* _OBJECTIVE_: Copy the lines of the records word for word, starting at the very first line and ending at the line that contains "equation-text: x= [171,599,198,622]", with both of those lines included.

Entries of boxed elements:
-------
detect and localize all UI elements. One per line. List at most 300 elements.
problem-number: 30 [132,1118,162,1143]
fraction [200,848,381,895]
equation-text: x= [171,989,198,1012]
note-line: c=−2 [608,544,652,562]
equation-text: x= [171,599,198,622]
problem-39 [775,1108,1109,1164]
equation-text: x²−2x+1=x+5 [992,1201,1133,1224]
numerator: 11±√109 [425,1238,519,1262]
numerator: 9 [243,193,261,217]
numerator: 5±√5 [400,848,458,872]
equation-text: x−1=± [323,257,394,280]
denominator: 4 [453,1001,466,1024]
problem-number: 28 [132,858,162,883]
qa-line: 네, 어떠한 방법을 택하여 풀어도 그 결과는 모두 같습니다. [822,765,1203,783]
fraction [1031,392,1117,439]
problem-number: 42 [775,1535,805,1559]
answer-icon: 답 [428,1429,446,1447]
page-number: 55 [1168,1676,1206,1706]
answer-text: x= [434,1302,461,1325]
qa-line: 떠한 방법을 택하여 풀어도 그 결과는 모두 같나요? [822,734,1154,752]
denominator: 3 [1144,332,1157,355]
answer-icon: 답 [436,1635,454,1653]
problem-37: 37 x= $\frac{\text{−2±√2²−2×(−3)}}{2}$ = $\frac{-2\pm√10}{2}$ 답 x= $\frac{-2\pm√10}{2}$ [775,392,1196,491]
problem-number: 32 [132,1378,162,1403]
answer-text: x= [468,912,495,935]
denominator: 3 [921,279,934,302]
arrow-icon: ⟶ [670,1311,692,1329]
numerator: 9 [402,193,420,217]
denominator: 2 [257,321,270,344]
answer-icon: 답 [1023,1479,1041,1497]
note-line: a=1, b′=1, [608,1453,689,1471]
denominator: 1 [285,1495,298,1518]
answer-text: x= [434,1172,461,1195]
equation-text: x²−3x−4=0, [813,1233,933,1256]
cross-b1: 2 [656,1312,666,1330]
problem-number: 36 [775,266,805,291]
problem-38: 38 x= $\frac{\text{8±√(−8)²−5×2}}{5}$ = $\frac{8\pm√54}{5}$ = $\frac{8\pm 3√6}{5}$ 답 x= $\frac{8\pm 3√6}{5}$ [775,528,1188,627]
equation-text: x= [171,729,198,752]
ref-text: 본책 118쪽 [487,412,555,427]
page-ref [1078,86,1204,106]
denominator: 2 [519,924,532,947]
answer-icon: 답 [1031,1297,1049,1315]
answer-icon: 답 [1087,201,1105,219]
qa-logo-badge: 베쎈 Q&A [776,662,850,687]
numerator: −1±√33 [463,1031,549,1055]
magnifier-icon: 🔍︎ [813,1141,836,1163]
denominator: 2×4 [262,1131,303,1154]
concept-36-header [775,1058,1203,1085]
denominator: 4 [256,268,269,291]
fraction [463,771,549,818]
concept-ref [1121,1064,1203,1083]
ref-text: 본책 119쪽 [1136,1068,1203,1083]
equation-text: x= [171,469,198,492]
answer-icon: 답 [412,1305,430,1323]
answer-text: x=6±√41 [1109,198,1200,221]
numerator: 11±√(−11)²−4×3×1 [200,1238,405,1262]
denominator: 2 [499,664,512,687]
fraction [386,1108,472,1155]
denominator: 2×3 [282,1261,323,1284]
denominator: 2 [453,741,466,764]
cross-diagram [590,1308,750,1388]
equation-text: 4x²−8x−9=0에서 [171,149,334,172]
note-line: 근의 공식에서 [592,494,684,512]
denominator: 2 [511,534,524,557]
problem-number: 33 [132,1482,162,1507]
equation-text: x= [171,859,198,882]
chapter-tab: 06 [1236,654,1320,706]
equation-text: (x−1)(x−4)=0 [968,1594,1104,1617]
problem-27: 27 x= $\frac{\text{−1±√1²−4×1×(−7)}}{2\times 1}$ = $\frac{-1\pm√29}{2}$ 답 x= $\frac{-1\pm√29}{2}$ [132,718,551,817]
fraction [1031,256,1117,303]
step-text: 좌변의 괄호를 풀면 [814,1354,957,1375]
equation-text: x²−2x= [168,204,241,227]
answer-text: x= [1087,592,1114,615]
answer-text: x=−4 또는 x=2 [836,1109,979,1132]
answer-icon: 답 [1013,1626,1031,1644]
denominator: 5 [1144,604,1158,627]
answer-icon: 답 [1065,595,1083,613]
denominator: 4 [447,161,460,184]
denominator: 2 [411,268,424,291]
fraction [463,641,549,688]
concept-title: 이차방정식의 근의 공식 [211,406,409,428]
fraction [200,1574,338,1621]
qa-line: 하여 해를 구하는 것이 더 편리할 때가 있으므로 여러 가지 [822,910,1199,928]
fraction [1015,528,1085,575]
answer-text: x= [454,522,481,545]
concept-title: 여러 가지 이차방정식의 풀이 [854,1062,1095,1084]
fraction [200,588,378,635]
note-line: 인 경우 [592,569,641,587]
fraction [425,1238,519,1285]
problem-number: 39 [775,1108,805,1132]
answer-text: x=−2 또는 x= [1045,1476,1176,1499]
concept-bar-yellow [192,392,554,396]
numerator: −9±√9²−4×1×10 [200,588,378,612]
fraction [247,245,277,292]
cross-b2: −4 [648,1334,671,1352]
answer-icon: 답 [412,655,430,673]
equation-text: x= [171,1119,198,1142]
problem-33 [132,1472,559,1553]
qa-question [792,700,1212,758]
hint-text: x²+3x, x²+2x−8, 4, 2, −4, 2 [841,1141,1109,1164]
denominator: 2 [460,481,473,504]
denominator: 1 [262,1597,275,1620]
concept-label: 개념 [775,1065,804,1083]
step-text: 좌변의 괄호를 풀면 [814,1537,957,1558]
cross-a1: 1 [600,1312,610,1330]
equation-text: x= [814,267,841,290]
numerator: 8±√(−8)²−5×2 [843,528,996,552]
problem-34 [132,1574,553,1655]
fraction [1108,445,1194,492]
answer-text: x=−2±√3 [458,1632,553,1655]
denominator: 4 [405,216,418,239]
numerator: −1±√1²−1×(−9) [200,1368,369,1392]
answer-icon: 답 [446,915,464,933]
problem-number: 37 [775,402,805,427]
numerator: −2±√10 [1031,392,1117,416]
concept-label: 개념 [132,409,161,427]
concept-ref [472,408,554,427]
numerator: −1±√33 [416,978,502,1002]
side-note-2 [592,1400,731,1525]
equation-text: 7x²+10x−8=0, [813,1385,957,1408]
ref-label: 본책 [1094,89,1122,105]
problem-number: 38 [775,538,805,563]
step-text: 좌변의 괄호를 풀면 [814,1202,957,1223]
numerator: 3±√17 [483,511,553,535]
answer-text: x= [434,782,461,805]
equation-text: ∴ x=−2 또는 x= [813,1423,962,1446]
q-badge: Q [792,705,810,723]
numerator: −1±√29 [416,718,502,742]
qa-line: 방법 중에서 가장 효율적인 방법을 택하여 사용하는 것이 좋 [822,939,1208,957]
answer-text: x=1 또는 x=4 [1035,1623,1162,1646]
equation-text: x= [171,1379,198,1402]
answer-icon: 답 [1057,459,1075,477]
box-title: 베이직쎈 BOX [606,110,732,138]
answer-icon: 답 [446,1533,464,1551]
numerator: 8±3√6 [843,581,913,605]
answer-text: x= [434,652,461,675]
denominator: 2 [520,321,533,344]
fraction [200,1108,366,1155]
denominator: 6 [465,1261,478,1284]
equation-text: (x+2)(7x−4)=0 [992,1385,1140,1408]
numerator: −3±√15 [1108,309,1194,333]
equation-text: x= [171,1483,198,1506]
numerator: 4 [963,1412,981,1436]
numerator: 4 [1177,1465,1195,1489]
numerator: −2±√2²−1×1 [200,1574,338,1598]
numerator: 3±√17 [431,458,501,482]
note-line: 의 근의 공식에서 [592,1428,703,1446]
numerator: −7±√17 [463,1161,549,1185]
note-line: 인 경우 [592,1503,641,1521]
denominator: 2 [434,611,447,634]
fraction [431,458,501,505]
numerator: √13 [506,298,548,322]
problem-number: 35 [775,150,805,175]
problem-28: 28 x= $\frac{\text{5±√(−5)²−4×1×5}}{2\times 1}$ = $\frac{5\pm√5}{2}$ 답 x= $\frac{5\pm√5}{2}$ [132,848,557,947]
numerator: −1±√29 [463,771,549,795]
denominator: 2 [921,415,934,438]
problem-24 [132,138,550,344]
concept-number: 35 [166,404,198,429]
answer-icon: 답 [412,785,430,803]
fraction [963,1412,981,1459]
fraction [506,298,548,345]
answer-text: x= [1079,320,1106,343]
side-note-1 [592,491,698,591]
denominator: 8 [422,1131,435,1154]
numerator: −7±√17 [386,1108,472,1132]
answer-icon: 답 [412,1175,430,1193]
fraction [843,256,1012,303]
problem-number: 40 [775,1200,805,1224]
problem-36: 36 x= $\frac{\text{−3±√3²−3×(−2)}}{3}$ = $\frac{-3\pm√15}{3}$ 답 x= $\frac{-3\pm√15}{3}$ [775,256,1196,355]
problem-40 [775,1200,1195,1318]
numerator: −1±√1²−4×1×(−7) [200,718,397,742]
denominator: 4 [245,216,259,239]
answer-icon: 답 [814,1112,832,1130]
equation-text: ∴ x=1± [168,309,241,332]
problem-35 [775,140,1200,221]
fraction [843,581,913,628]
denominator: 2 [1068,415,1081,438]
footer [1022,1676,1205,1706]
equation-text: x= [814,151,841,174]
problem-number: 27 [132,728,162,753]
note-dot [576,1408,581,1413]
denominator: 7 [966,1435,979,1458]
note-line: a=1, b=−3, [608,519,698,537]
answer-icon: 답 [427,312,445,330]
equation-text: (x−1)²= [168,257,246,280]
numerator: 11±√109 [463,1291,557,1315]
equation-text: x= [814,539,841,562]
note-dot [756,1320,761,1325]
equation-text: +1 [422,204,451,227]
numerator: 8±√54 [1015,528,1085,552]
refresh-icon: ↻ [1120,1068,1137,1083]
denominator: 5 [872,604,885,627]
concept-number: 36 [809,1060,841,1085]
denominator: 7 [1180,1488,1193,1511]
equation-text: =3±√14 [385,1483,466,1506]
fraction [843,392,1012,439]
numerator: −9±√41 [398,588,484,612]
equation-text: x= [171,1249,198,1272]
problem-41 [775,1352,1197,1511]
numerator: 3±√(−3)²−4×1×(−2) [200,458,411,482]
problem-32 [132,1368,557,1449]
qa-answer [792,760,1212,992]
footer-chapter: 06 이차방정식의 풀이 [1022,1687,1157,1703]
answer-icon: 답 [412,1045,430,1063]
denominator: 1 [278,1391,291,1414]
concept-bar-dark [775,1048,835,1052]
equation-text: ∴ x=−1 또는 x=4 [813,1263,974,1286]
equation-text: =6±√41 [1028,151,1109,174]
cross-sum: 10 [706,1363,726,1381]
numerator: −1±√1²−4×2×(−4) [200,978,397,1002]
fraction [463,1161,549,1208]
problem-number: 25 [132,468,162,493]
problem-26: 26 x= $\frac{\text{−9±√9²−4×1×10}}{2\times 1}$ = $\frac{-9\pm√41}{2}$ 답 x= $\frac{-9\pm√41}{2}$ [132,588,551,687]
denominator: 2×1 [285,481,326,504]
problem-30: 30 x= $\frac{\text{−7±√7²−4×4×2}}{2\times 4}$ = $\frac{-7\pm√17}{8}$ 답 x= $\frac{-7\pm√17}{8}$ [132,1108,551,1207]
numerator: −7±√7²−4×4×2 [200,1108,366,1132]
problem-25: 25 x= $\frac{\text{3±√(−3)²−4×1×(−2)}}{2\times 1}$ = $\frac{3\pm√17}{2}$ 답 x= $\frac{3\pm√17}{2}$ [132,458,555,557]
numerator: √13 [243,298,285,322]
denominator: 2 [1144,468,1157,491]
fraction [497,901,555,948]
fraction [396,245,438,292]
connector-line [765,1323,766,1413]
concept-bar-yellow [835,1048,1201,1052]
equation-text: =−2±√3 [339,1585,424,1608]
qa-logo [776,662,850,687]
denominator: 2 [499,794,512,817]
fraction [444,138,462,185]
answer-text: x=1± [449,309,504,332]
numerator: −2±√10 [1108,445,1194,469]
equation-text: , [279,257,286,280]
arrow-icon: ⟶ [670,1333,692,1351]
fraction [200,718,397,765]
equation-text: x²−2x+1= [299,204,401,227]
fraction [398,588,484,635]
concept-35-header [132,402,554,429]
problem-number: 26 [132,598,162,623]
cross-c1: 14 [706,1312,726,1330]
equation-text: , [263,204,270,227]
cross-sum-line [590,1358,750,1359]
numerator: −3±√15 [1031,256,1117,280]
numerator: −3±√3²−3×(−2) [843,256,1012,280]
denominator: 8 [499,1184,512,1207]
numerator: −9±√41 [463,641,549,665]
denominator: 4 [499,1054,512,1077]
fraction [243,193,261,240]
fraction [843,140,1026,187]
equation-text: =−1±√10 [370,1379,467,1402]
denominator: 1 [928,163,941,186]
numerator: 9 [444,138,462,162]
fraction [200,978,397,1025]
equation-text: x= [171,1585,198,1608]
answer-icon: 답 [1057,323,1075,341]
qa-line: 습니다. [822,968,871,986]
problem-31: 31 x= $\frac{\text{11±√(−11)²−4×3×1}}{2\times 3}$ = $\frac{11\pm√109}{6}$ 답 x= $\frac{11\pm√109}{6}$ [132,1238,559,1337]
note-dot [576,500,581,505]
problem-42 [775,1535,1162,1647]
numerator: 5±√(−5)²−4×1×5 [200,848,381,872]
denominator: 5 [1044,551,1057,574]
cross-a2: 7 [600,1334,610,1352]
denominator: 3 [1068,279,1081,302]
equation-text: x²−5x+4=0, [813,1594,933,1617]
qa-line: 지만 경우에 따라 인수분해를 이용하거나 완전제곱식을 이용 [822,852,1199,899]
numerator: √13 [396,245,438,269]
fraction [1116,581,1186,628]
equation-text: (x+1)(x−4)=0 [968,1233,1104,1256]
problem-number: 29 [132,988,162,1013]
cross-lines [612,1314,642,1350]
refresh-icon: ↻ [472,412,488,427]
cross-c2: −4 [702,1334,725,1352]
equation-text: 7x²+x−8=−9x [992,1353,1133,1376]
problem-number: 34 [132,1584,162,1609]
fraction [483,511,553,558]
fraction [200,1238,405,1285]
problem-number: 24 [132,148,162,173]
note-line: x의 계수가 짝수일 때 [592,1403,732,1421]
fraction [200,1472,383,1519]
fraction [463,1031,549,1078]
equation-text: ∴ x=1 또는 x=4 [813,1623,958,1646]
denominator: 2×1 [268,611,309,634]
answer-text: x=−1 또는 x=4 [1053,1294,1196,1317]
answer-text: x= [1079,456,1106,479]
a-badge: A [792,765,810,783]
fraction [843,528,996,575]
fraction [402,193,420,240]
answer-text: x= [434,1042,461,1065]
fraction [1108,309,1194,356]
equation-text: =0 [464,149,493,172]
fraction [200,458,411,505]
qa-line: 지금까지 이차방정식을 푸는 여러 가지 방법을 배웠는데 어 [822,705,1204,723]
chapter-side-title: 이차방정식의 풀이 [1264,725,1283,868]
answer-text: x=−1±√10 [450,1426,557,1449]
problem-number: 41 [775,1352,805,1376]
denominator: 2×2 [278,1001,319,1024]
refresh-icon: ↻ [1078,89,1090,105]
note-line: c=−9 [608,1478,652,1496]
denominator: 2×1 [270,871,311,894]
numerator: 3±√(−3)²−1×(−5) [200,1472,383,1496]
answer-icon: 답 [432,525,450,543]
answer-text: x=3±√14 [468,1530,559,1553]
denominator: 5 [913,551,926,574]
-------
* _TASK RESPONSE_:
detect and localize all UI elements. One per line. List at most 300 elements.
problem-number: 30 [132,1118,162,1143]
fraction [200,848,381,895]
equation-text: x= [171,989,198,1012]
note-line: c=−2 [608,544,652,562]
equation-text: x= [171,599,198,622]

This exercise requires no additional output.